• **WRITTEN PROBLEM**: Can you reproduce every line of the records below, character for character, without changing anything?

Listings of layout items with their boxes

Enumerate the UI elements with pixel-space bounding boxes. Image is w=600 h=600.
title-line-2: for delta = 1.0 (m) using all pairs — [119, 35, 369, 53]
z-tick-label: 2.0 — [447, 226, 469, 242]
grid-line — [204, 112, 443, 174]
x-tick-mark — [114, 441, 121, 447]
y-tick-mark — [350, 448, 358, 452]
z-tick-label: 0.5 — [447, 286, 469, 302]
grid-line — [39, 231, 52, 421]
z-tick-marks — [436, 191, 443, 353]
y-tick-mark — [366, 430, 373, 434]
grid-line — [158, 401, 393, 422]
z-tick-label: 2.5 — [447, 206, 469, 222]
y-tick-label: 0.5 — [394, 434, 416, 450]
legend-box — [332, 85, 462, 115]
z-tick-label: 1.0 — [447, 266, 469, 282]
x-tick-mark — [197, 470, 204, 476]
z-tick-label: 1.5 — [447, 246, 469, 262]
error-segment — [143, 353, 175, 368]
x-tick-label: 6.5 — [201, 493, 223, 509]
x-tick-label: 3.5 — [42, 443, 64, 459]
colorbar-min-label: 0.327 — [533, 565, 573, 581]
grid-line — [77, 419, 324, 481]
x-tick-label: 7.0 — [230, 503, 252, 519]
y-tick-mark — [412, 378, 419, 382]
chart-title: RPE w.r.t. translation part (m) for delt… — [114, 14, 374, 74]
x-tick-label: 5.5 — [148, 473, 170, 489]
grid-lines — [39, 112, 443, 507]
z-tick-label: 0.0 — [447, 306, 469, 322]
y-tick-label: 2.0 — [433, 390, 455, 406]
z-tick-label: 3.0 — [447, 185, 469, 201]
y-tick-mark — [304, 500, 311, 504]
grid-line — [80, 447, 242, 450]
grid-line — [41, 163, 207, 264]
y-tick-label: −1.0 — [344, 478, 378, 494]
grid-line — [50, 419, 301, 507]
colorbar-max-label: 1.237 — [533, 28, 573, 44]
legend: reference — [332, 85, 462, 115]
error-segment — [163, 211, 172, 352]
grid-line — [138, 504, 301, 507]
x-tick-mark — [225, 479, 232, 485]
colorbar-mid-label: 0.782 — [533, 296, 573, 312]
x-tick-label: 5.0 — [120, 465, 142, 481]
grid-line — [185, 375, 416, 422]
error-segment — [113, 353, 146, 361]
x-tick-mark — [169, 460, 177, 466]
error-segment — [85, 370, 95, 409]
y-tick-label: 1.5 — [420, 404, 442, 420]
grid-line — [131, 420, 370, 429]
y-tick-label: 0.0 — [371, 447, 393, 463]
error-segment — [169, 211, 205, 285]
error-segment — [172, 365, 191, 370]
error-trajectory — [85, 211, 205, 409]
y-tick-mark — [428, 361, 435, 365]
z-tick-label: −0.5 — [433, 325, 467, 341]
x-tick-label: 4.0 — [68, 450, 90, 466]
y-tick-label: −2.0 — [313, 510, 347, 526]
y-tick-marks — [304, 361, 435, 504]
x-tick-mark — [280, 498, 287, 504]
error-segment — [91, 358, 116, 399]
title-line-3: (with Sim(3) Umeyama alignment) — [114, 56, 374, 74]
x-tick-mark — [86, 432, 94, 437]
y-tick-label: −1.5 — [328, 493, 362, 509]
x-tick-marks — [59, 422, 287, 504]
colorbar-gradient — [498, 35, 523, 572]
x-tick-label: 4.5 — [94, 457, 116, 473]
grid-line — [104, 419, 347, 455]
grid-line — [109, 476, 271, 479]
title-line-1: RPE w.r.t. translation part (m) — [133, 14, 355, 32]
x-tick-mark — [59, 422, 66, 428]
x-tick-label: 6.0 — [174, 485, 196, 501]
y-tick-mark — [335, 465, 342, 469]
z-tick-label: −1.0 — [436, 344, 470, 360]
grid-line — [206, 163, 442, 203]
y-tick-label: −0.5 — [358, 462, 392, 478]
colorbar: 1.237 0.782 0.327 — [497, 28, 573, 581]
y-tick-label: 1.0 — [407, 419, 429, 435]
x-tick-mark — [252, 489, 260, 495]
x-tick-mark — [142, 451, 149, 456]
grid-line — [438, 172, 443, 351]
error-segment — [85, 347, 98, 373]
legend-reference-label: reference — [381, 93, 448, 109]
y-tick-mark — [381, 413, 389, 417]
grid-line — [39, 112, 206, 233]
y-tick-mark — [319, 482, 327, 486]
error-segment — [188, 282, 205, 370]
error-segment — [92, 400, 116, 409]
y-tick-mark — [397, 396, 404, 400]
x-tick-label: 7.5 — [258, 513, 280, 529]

• **FULL SOLUTION**:
Enumerate the UI elements with pixel-space bounding boxes. Image is w=600 h=600.
title-line-2: for delta = 1.0 (m) using all pairs — [119, 35, 369, 53]
z-tick-label: 2.0 — [447, 226, 469, 242]
grid-line — [204, 112, 443, 174]
x-tick-mark — [114, 441, 121, 447]
y-tick-mark — [350, 448, 358, 452]
z-tick-label: 0.5 — [447, 286, 469, 302]
grid-line — [39, 231, 52, 421]
z-tick-marks — [436, 191, 443, 353]
y-tick-mark — [366, 430, 373, 434]
grid-line — [158, 401, 393, 422]
z-tick-label: 2.5 — [447, 206, 469, 222]
y-tick-label: 0.5 — [394, 434, 416, 450]
legend-box — [332, 85, 462, 115]
z-tick-label: 1.0 — [447, 266, 469, 282]
x-tick-mark — [197, 470, 204, 476]
z-tick-label: 1.5 — [447, 246, 469, 262]
error-segment — [143, 353, 175, 368]
x-tick-label: 6.5 — [201, 493, 223, 509]
x-tick-label: 3.5 — [42, 443, 64, 459]
colorbar-min-label: 0.327 — [533, 565, 573, 581]
grid-line — [77, 419, 324, 481]
x-tick-label: 7.0 — [230, 503, 252, 519]
y-tick-mark — [412, 378, 419, 382]
chart-title: RPE w.r.t. translation part (m) for delt… — [114, 14, 374, 74]
x-tick-label: 5.5 — [148, 473, 170, 489]
grid-lines — [39, 112, 443, 507]
z-tick-label: 0.0 — [447, 306, 469, 322]
y-tick-label: 2.0 — [433, 390, 455, 406]
z-tick-label: 3.0 — [447, 185, 469, 201]
y-tick-mark — [304, 500, 311, 504]
grid-line — [80, 447, 242, 450]
grid-line — [41, 163, 207, 264]
y-tick-label: −1.0 — [344, 478, 378, 494]
grid-line — [50, 419, 301, 507]
colorbar-max-label: 1.237 — [533, 28, 573, 44]
legend: reference — [332, 85, 462, 115]
error-segment — [163, 211, 172, 352]
grid-line — [138, 504, 301, 507]
x-tick-mark — [225, 479, 232, 485]
colorbar-mid-label: 0.782 — [533, 296, 573, 312]
x-tick-label: 5.0 — [120, 465, 142, 481]
grid-line — [185, 375, 416, 422]
error-segment — [113, 353, 146, 361]
x-tick-mark — [169, 460, 177, 466]
error-segment — [85, 370, 95, 409]
y-tick-label: 1.5 — [420, 404, 442, 420]
grid-line — [131, 420, 370, 429]
y-tick-label: 0.0 — [371, 447, 393, 463]
error-segment — [169, 211, 205, 285]
error-segment — [172, 365, 191, 370]
error-trajectory — [85, 211, 205, 409]
y-tick-mark — [428, 361, 435, 365]
z-tick-label: −0.5 — [433, 325, 467, 341]
x-tick-label: 4.0 — [68, 450, 90, 466]
y-tick-label: −2.0 — [313, 510, 347, 526]
y-tick-marks — [304, 361, 435, 504]
x-tick-mark — [280, 498, 287, 504]
error-segment — [91, 358, 116, 399]
title-line-3: (with Sim(3) Umeyama alignment) — [114, 56, 374, 74]
x-tick-mark — [86, 432, 94, 437]
y-tick-label: −1.5 — [328, 493, 362, 509]
x-tick-marks — [59, 422, 287, 504]
colorbar-gradient — [498, 35, 523, 572]
x-tick-label: 4.5 — [94, 457, 116, 473]
grid-line — [104, 419, 347, 455]
grid-line — [109, 476, 271, 479]
title-line-1: RPE w.r.t. translation part (m) — [133, 14, 355, 32]
x-tick-mark — [59, 422, 66, 428]
x-tick-label: 6.0 — [174, 485, 196, 501]
y-tick-mark — [335, 465, 342, 469]
z-tick-label: −1.0 — [436, 344, 470, 360]
grid-line — [206, 163, 442, 203]
y-tick-label: −0.5 — [358, 462, 392, 478]
colorbar: 1.237 0.782 0.327 — [497, 28, 573, 581]
y-tick-label: 1.0 — [407, 419, 429, 435]
x-tick-mark — [252, 489, 260, 495]
x-tick-mark — [142, 451, 149, 456]
grid-line — [438, 172, 443, 351]
error-segment — [85, 347, 98, 373]
legend-reference-label: reference — [381, 93, 448, 109]
y-tick-mark — [381, 413, 389, 417]
grid-line — [39, 112, 206, 233]
y-tick-mark — [319, 482, 327, 486]
error-segment — [188, 282, 205, 370]
error-segment — [92, 400, 116, 409]
y-tick-mark — [397, 396, 404, 400]
x-tick-label: 7.5 — [258, 513, 280, 529]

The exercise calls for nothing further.